DOCUMENT EXCERPT —
>> START
Identifiability of complete Dictionary Learning

Reference

[Cohen and Gillis, 2019] J. E. Cohen, N. Gillis, “Identifiability of Complete Dictionary Learning”, SIAM Journal of Mathematics on Data Science, vol.1 issue 3, pp. 518-536, 2019. pdf`

A core issue in source separation models is ensuring that a user can uniquely identify the output of a separation algorithm with the ground-truth sources. We say that a model is identifiable if it features this uniqueness property. To illustrate what a lack of identifiability means, let a nonnegative matrix \(X\) be generated as the product of nonnegative matrices \(WH\). If an NMF \(X=\tilde{W}\tilde{H}^T\) is computed, in general, the estimated sources \(\tilde{W}, \tilde{H}\) are not essentially the same as the ground truth sources \(W,H\) (i.e., up to permutation and scaling ambiguities).

This issue is shared by many matrix and tensor decomposition models. In what follows, we summarize our contribution [Cohen and Gillis, 2019], in which we study the identifiability of complete Dictionary Learning (cDL). Note that this work has been extended for sparse nonnegative matrix factorization [Abdolali et al., 2024, Abdolali and Gillis, 2021].
>> END
STORED RECORDS —
>> START
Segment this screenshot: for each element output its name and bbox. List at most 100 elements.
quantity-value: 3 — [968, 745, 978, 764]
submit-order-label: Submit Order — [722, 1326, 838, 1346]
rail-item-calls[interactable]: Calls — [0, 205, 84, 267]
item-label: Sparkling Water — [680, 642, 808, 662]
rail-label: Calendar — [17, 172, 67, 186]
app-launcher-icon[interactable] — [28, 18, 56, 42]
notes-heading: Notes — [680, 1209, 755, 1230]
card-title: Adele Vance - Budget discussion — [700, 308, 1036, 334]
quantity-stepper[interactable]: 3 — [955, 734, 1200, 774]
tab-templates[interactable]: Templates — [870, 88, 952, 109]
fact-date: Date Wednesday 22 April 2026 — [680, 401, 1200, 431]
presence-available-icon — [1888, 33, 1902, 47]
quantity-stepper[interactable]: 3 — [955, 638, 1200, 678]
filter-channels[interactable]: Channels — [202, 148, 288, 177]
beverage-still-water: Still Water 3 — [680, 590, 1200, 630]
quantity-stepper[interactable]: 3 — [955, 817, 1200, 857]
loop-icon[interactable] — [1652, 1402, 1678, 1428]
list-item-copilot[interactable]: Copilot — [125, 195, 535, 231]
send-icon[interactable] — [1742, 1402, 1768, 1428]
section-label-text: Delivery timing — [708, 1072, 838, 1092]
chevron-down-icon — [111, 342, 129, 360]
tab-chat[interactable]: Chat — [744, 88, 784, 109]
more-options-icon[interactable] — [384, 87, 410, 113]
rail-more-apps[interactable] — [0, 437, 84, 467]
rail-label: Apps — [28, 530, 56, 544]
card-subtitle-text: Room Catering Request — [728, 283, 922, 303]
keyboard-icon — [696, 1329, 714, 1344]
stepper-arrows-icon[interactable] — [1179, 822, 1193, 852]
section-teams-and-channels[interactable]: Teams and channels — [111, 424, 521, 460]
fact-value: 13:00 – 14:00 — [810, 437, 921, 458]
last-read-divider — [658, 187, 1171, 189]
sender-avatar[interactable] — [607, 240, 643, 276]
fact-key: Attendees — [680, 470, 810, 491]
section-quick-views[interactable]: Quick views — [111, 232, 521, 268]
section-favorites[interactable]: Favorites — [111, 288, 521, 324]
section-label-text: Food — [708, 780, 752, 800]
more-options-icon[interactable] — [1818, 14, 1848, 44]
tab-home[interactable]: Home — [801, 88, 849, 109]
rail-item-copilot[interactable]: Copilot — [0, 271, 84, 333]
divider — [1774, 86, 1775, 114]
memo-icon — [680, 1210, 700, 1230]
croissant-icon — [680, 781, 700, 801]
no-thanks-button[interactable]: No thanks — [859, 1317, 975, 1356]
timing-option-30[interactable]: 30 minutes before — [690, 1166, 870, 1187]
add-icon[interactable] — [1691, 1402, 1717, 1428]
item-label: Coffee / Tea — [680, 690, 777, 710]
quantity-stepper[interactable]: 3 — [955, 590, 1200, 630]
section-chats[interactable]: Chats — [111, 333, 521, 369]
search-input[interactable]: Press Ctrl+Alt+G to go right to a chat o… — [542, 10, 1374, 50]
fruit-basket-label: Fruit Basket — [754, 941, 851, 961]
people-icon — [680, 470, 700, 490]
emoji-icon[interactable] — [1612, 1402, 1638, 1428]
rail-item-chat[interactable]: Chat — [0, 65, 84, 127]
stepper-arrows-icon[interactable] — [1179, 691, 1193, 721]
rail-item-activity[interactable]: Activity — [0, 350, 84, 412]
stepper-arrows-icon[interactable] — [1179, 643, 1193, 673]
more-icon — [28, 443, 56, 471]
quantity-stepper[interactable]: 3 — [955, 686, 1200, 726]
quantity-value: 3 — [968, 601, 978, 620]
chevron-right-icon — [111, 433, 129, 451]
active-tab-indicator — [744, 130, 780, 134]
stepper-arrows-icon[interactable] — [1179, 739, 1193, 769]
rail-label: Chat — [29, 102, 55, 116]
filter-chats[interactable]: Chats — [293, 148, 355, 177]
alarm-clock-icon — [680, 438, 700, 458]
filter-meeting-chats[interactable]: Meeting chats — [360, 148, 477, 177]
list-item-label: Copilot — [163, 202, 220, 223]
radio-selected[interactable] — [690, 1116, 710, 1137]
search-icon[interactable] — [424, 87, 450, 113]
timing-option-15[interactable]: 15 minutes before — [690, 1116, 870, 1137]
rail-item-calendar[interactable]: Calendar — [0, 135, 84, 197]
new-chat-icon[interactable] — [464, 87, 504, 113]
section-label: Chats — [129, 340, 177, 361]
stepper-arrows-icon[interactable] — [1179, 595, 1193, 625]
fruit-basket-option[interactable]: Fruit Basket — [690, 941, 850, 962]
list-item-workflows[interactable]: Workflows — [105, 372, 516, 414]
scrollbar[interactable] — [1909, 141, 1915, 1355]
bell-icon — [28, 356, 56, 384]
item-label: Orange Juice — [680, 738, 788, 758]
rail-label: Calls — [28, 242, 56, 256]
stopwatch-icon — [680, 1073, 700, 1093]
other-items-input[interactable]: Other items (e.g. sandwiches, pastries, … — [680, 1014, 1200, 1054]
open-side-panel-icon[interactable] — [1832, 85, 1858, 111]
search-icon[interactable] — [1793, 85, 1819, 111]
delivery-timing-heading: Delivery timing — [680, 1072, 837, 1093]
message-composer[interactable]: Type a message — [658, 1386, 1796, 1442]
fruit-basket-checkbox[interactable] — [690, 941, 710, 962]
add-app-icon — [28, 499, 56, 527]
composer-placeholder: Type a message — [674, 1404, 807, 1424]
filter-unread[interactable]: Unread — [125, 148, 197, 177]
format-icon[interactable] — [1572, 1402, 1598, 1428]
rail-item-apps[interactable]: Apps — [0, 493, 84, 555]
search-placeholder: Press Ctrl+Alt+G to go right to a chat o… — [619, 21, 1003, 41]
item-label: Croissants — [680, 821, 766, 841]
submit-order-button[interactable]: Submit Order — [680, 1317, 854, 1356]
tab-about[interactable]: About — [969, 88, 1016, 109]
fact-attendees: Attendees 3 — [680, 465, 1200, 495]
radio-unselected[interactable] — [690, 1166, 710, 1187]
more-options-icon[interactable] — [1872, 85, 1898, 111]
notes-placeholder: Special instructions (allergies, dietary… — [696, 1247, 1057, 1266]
>> END
EXERCISE SET —
A. Answer each question using the text on identifiability of complete dictionary learning:
(i) In which journal did the Cohen and Gillis paper appear?
(ii) When does the text call a model identifiable?
(iii) For which model has this work been extended?
B. Write the next passage of the text on identifiability of complete dictionary learning, starting right after its final sentence.

ANSWERS IN ORDER —
A.
(i) SIAM Journal of Mathematics on Data Science (vol. 1, issue 3, pp. 518-536, 2019).
(ii) A model is identifiable when it has the uniqueness property, meaning a user can uniquely identify the output of a separation algorithm with the ground-truth sources.
(iii) Sparse nonnegative matrix factorization.

B.
cDL is a sparse matrix factorization model, where \(n\) vectors \(M[:,i]\) of dimensions \(p\) stacked in a matrix \(M\in\mathbb{R}^{p\times n}\) are decomposed as a sparse combinations (at most \(k\) nonzero coefficients) of \(r\) vectors \(D[:,q]\) called atoms and stacked in a dictionary matrix \(D\in\mathbb{R}^{p\times r}\):

\[ M = DB\]

where \(\|B[:,i]\|_0\leq k\) for all column \(B[:,i]\) of the coefficients matrix \(B\in\mathbb{R}^{r\times n}\). We consider the blind setup where both \(D\) and \(B\) are unknown. In short, the goal of cDL is to estimate the dictionary \(D\) and the coefficients matrix \(B\) solely from the knowledge of \(X\), the number of atoms \(r\), and the sparsity level \(k\). In what follows, we set the dimensions such that \(p\leq r\) and suppose that \(D\) has full column rank. This means that the dictionary is not over-complete (which is a usual setup of interest, but harder to study), thus the name complete DL. In this setup, without loss of generality in the noiseless setting, we can assume \(p=r\) and will do so in the following.

Identifying \(r-1\) dimensional facets

Our identifiability result relies on the geometric interpretation of cDL. cDL can be seen indeed as a subspace clustering problem, since the data points \(M[:,i]\) all lie on the union of subspaces of dimension at most \(k\). Indeed, denoting \(S_i\) the support of column \(B[:,i]\), any data point writes as a linear combination of at most \(k\) atoms

\[M[:,i] = \sum_{q\leq k} D[:,S[q]]B[S[q],i].\]

Since \(B\) is unknown, so is the support \(S_i\) but we still know that \(M[:,i]\) must live in one of the subspaces spanned by any \(k\) columns of \(D\), therefore for any \(i\leq n\), \(M[:,i]\in\cup_{|S|\leq k} \text{span}\left(D[:,S]\right)\).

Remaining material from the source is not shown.